===== Available records

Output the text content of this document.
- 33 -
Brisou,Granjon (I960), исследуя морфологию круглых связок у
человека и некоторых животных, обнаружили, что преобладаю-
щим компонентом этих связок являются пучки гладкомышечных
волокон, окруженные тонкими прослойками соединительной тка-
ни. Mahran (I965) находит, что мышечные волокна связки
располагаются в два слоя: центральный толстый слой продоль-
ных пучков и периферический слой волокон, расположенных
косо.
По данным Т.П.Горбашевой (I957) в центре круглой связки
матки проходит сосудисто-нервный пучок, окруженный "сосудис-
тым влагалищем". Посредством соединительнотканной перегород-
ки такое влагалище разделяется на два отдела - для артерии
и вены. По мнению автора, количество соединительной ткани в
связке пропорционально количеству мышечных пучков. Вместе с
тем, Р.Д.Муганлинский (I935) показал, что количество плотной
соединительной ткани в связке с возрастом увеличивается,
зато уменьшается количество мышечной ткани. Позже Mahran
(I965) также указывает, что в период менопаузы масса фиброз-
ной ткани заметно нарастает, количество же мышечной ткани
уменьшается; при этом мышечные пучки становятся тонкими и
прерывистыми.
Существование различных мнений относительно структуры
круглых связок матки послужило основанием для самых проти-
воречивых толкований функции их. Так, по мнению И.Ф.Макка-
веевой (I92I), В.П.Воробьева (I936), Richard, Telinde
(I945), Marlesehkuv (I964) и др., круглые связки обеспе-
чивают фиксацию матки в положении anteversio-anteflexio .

==========
===== Available records

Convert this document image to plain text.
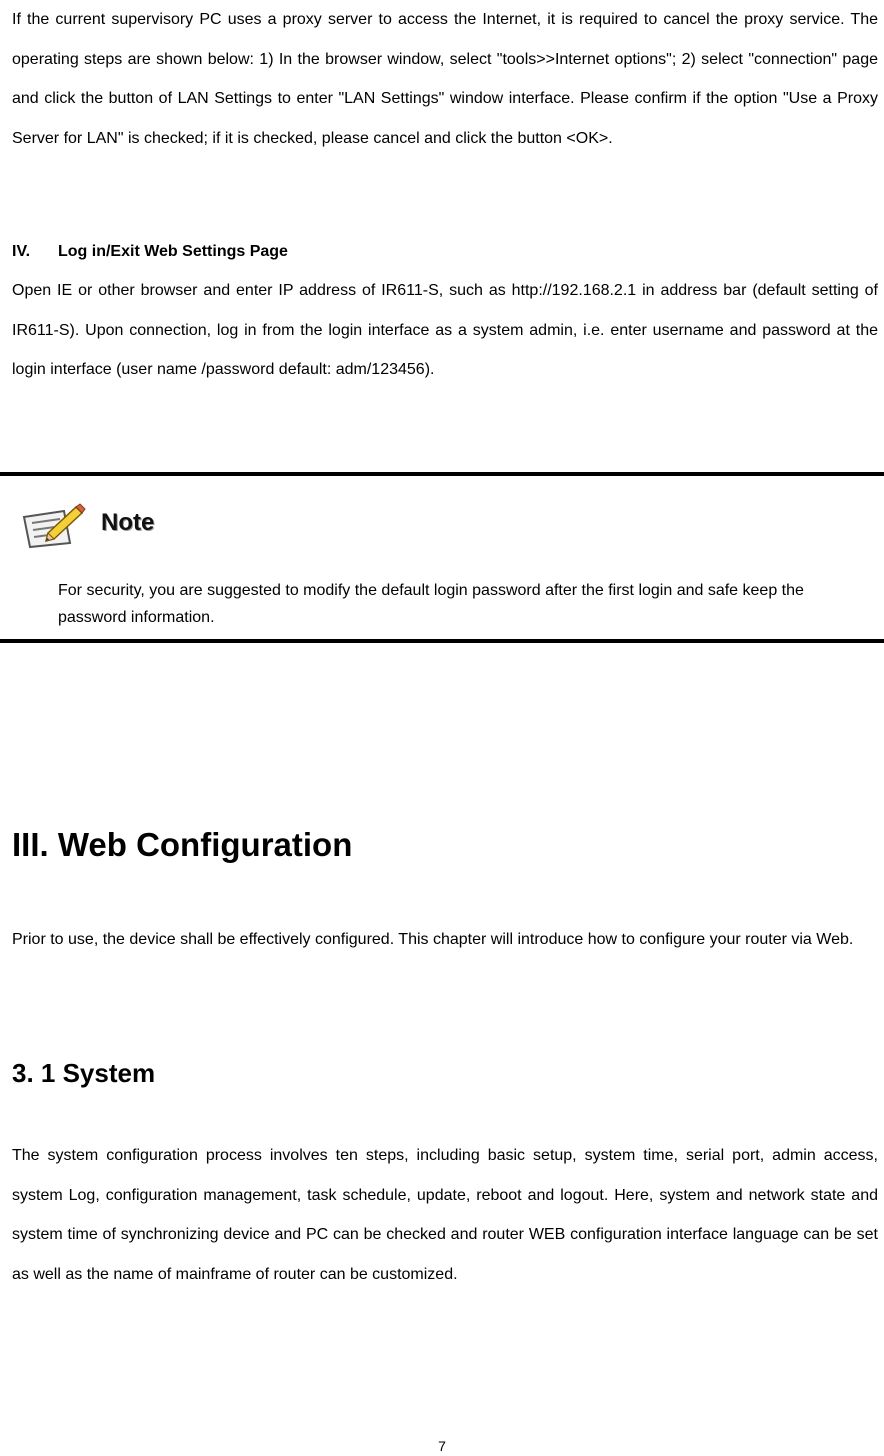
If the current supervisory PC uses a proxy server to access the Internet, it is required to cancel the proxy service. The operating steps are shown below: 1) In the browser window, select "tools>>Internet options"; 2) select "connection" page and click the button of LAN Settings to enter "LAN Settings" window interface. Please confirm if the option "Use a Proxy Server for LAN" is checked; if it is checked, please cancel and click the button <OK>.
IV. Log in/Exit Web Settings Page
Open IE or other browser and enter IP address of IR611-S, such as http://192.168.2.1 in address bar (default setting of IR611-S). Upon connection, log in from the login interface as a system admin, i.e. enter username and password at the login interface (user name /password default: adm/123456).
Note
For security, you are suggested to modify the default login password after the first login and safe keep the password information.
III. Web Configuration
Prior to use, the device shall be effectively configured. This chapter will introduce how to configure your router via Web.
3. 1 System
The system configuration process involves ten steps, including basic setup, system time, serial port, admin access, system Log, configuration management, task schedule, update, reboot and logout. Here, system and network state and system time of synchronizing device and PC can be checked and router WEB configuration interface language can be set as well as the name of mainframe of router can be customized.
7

==========

### Goal
Find every line that holds "Settings" and copy it.

### Finished task
If the current supervisory PC uses a proxy server to access the Internet, it is required to cancel the proxy service. The operating steps are shown below: 1) In the browser window, select "tools>>Internet options"; 2) select "connection" page and click the button of LAN Settings to enter "LAN Settings" window interface. Please confirm if the option "Use a Proxy Server for LAN" is checked; if it is checked, please cancel and click the button <OK>.
IV. Log in/Exit Web Settings Page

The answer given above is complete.